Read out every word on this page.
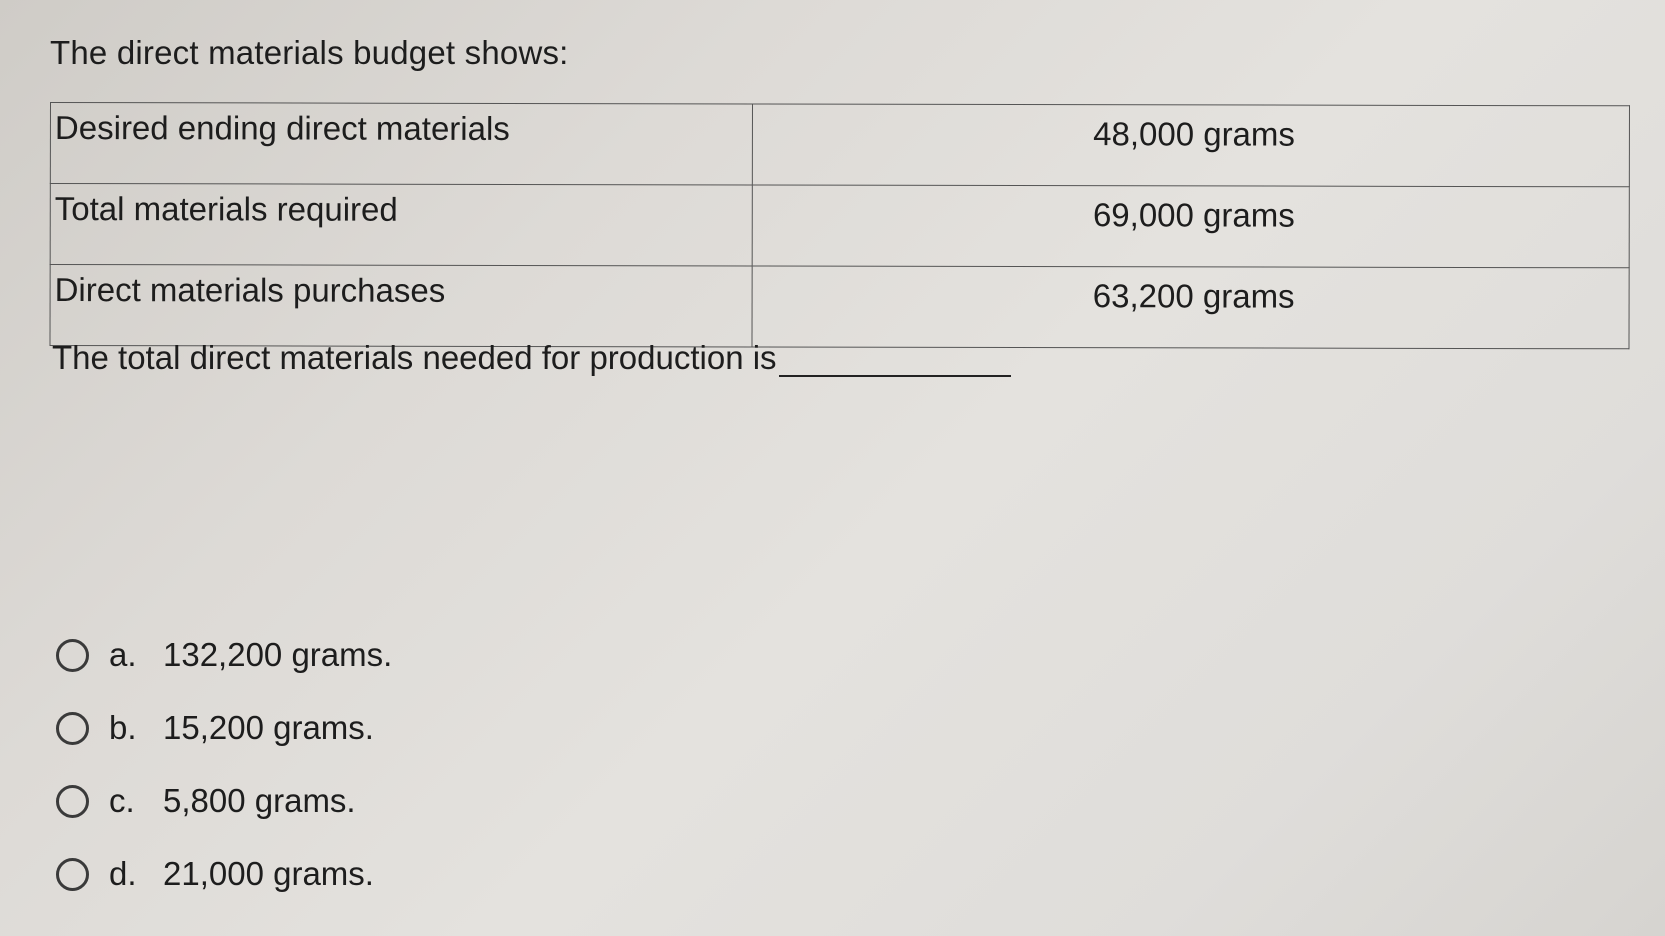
The direct materials budget shows:
Desired ending direct materials	48,000 grams
Total materials required	69,000 grams
Direct materials purchases	63,200 grams
The total direct materials needed for production is
a. 132,200 grams.
b. 15,200 grams.
c. 5,800 grams.
d. 21,000 grams.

§ **STATED EXERCISE**
Extract all the entries word for word; omit any pictures.

§ **EXERCISE RESPONSE**
Read out every word on this page.
The direct materials budget shows:
Desired ending direct materials	48,000 grams
Total materials required	69,000 grams
Direct materials purchases	63,200 grams
The total direct materials needed for production is
a. 132,200 grams.
b. 15,200 grams.
c. 5,800 grams.
d. 21,000 grams.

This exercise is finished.